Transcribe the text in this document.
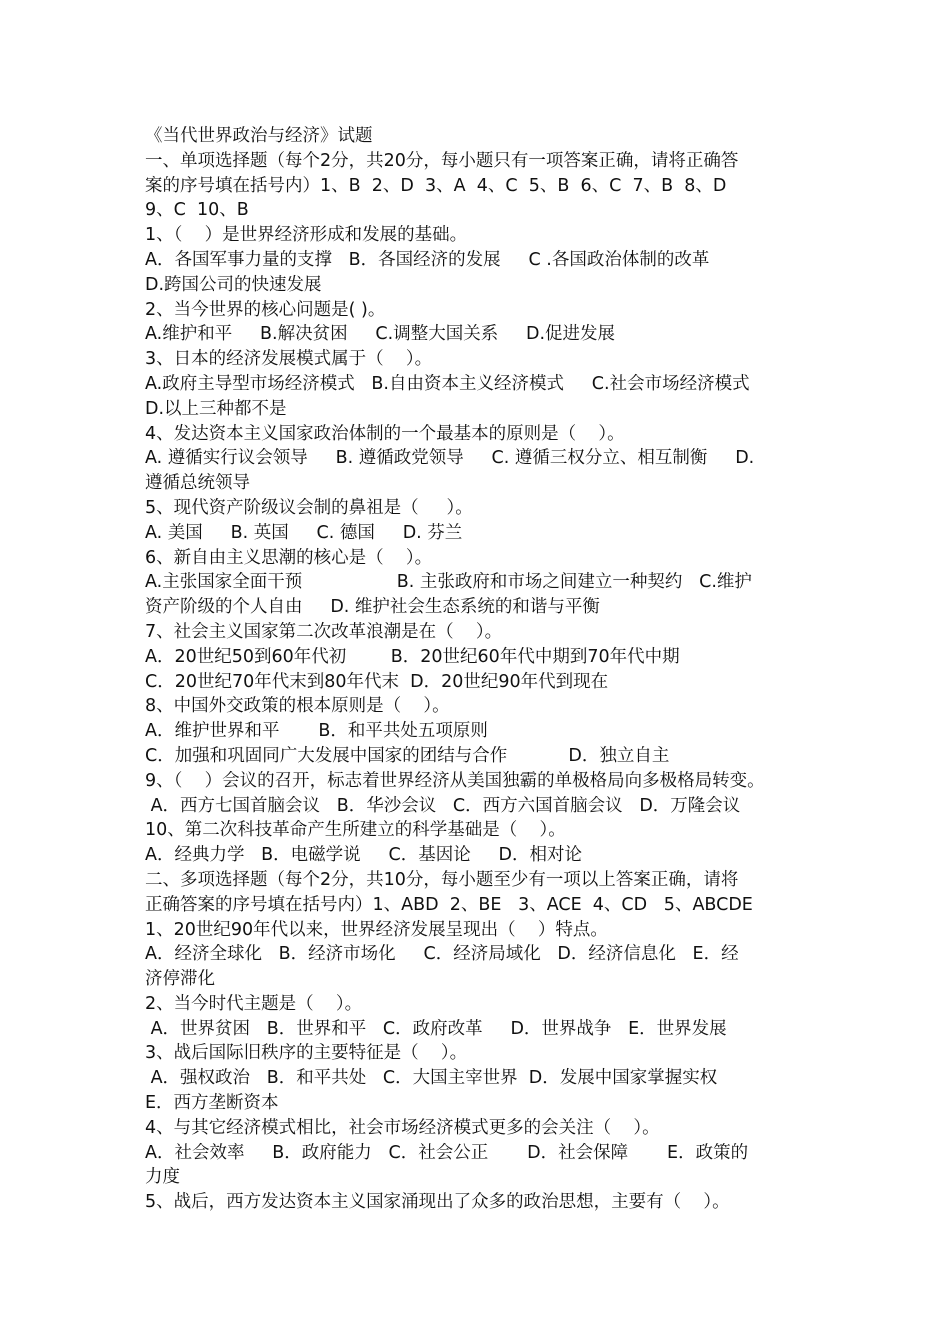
《当代世界政治与经济》试题
一、单项选择题（每个2分，共20分，每小题只有一项答案正确，请将正确答
案的序号填在括号内）1、B  2、D  3、A  4、C  5、B  6、C  7、B  8、D
9、C  10、B
1、（    ）是世界经济形成和发展的基础。
A．各国军事力量的支撑   B．各国经济的发展     C .各国政治体制的改革
D.跨国公司的快速发展
2、当今世界的核心问题是( )。
A.维护和平     B.解决贫困     C.调整大国关系     D.促进发展
3、日本的经济发展模式属于（    ）。
A.政府主导型市场经济模式   B.自由资本主义经济模式     C.社会市场经济模式
D.以上三种都不是
4、发达资本主义国家政治体制的一个最基本的原则是（    ）。
A. 遵循实行议会领导     B. 遵循政党领导     C. 遵循三权分立、相互制衡     D.
遵循总统领导
5、现代资产阶级议会制的鼻祖是（     ）。
A. 美国     B. 英国     C. 德国     D. 芬兰
6、新自由主义思潮的核心是（    ）。
A.主张国家全面干预                 B. 主张政府和市场之间建立一种契约   C.维护
资产阶级的个人自由     D. 维护社会生态系统的和谐与平衡
7、社会主义国家第二次改革浪潮是在（    ）。
A．20世纪50到60年代初        B．20世纪60年代中期到70年代中期
C．20世纪70年代末到80年代末  D．20世纪90年代到现在
8、中国外交政策的根本原则是（    ）。
A．维护世界和平       B．和平共处五项原则
C．加强和巩固同广大发展中国家的团结与合作           D．独立自主
9、（    ）会议的召开，标志着世界经济从美国独霸的单极格局向多极格局转变。
A．西方七国首脑会议   B．华沙会议   C．西方六国首脑会议   D．万隆会议
10、第二次科技革命产生所建立的科学基础是（    ）。
A．经典力学   B．电磁学说     C．基因论     D．相对论
二、多项选择题（每个2分，共10分，每小题至少有一项以上答案正确，请将
正确答案的序号填在括号内）1、ABD  2、BE   3、ACE  4、CD   5、ABCDE
1、20世纪90年代以来，世界经济发展呈现出（    ）特点。
A．经济全球化   B．经济市场化     C．经济局域化   D．经济信息化   E．经
济停滞化
2、当今时代主题是（    ）。
A．世界贫困   B．世界和平   C．政府改革     D．世界战争   E．世界发展
3、战后国际旧秩序的主要特征是（    ）。
A．强权政治   B．和平共处   C．大国主宰世界  D．发展中国家掌握实权
E．西方垄断资本
4、与其它经济模式相比，社会市场经济模式更多的会关注（    ）。
A．社会效率     B．政府能力   C．社会公正       D．社会保障       E．政策的
力度
5、战后，西方发达资本主义国家涌现出了众多的政治思想，主要有（    ）。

■ ■ ■ ■ ■

Restate each line of the records exactly; pictures do not belong in the copy.

* Final answer:
Transcribe the text in this document.
《当代世界政治与经济》试题
一、单项选择题（每个2分，共20分，每小题只有一项答案正确，请将正确答
案的序号填在括号内）1、B  2、D  3、A  4、C  5、B  6、C  7、B  8、D
9、C  10、B
1、（    ）是世界经济形成和发展的基础。
A．各国军事力量的支撑   B．各国经济的发展     C .各国政治体制的改革
D.跨国公司的快速发展
2、当今世界的核心问题是( )。
A.维护和平     B.解决贫困     C.调整大国关系     D.促进发展
3、日本的经济发展模式属于（    ）。
A.政府主导型市场经济模式   B.自由资本主义经济模式     C.社会市场经济模式
D.以上三种都不是
4、发达资本主义国家政治体制的一个最基本的原则是（    ）。
A. 遵循实行议会领导     B. 遵循政党领导     C. 遵循三权分立、相互制衡     D.
遵循总统领导
5、现代资产阶级议会制的鼻祖是（     ）。
A. 美国     B. 英国     C. 德国     D. 芬兰
6、新自由主义思潮的核心是（    ）。
A.主张国家全面干预                 B. 主张政府和市场之间建立一种契约   C.维护
资产阶级的个人自由     D. 维护社会生态系统的和谐与平衡
7、社会主义国家第二次改革浪潮是在（    ）。
A．20世纪50到60年代初        B．20世纪60年代中期到70年代中期
C．20世纪70年代末到80年代末  D．20世纪90年代到现在
8、中国外交政策的根本原则是（    ）。
A．维护世界和平       B．和平共处五项原则
C．加强和巩固同广大发展中国家的团结与合作           D．独立自主
9、（    ）会议的召开，标志着世界经济从美国独霸的单极格局向多极格局转变。
A．西方七国首脑会议   B．华沙会议   C．西方六国首脑会议   D．万隆会议
10、第二次科技革命产生所建立的科学基础是（    ）。
A．经典力学   B．电磁学说     C．基因论     D．相对论
二、多项选择题（每个2分，共10分，每小题至少有一项以上答案正确，请将
正确答案的序号填在括号内）1、ABD  2、BE   3、ACE  4、CD   5、ABCDE
1、20世纪90年代以来，世界经济发展呈现出（    ）特点。
A．经济全球化   B．经济市场化     C．经济局域化   D．经济信息化   E．经
济停滞化
2、当今时代主题是（    ）。
A．世界贫困   B．世界和平   C．政府改革     D．世界战争   E．世界发展
3、战后国际旧秩序的主要特征是（    ）。
A．强权政治   B．和平共处   C．大国主宰世界  D．发展中国家掌握实权
E．西方垄断资本
4、与其它经济模式相比，社会市场经济模式更多的会关注（    ）。
A．社会效率     B．政府能力   C．社会公正       D．社会保障       E．政策的
力度
5、战后，西方发达资本主义国家涌现出了众多的政治思想，主要有（    ）。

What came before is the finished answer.